*Material supplied*:
-=-=-=-=-
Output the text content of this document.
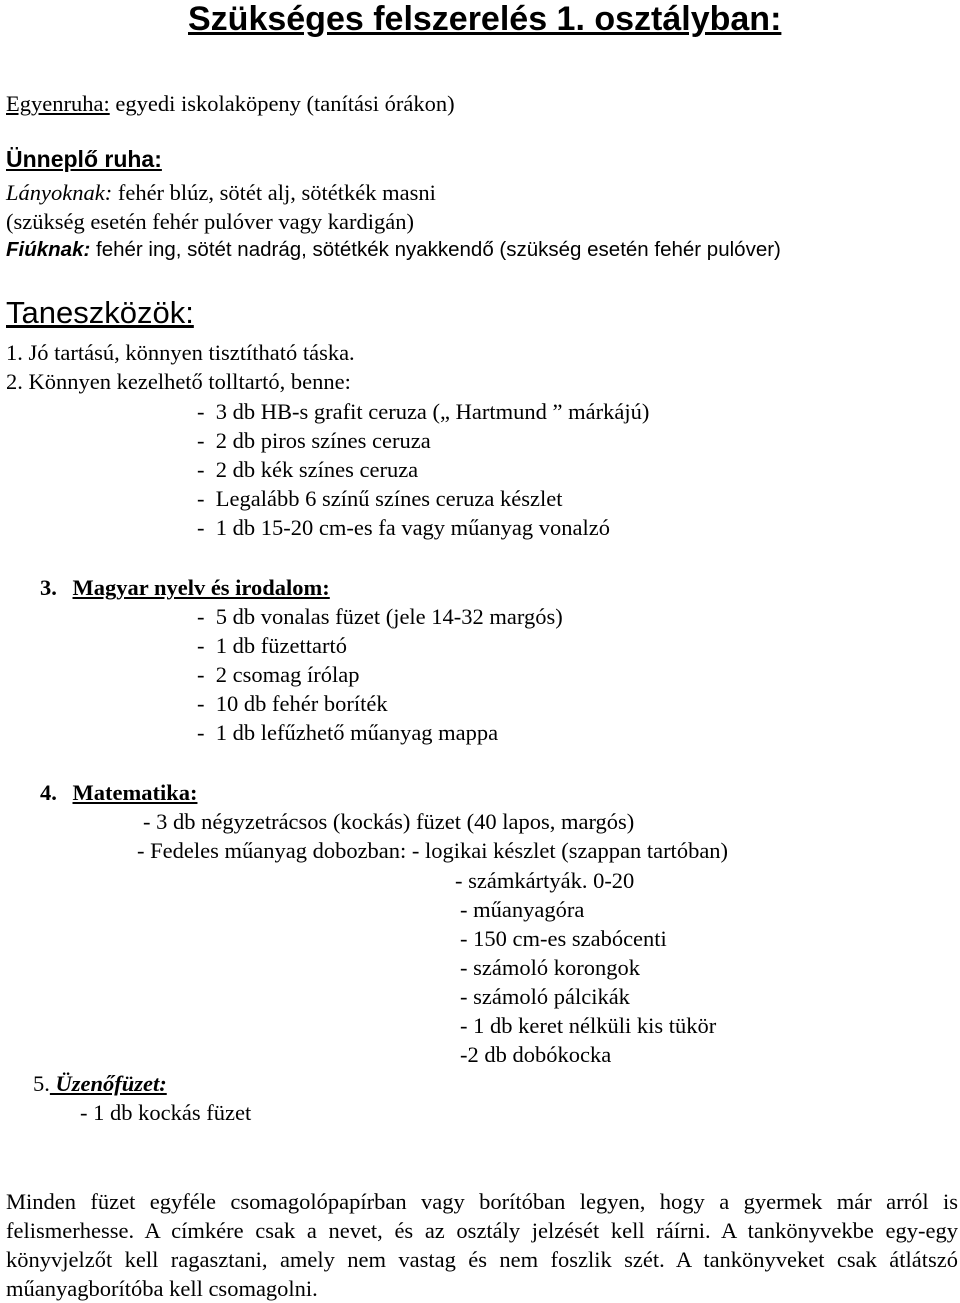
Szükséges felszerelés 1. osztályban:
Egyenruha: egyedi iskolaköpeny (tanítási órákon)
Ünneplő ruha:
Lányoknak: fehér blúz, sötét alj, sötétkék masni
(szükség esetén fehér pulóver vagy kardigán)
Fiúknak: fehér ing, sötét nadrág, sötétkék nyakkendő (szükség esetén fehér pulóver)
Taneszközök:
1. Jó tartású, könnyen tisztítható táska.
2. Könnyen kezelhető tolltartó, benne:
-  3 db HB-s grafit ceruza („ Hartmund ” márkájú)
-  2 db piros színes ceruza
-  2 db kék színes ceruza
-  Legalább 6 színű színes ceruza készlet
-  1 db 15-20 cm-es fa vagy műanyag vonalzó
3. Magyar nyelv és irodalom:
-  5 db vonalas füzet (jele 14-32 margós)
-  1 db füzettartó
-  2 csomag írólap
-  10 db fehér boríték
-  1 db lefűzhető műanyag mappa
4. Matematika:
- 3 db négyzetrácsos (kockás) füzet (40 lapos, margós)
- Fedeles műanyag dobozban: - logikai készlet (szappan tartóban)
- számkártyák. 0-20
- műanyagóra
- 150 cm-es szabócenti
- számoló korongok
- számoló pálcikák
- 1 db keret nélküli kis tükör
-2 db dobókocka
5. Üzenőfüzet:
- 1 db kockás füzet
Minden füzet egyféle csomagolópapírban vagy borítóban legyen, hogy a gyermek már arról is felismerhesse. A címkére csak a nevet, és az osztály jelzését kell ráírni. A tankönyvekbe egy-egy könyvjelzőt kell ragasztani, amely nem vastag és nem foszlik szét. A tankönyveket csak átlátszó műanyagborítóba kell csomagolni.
-=-=-=-=-
*Objective*: Count how many lines above carry the word "vagy". Only the number is required.

*Exercise output*: 3